*EXERCISE AIM*.
Scan the listing beneath this sentence. Report each line with the word "valamint".
-.-.-
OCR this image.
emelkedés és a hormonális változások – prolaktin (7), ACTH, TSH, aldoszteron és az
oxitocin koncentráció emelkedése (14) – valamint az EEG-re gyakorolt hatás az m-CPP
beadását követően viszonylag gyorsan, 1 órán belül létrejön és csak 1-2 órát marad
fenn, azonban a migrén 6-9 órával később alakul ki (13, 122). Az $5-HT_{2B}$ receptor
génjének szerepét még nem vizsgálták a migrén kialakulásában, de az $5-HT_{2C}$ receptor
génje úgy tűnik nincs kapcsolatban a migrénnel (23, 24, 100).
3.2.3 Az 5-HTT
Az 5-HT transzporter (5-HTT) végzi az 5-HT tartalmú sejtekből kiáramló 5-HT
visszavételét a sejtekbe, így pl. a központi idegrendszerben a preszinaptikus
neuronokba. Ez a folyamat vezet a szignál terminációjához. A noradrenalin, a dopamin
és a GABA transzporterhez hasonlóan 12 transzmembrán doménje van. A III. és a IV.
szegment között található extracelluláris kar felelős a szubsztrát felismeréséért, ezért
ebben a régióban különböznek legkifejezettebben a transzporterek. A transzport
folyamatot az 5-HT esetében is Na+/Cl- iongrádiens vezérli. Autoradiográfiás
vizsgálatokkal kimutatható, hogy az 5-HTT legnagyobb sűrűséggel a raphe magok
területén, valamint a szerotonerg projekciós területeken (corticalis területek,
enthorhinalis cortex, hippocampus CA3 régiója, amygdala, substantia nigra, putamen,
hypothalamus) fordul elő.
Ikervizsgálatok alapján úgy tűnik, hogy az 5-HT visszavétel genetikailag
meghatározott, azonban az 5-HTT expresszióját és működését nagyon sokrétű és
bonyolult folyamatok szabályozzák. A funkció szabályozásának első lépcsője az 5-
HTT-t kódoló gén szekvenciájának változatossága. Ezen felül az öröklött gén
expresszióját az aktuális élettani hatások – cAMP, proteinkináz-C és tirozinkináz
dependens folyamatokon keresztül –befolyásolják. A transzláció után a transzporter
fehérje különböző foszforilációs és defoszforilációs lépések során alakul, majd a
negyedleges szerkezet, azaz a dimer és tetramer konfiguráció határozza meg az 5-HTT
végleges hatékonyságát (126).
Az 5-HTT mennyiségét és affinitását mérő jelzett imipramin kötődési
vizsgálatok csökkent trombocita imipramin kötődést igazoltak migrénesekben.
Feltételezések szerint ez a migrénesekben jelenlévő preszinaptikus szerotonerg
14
-.-.-
*WRITTEN REPLY*.
oxitocin koncentráció emelkedése (14) – valamint az EEG-re gyakorolt hatás az m-CPP
területén, valamint a szerotonerg projekciós területeken (corticalis területek,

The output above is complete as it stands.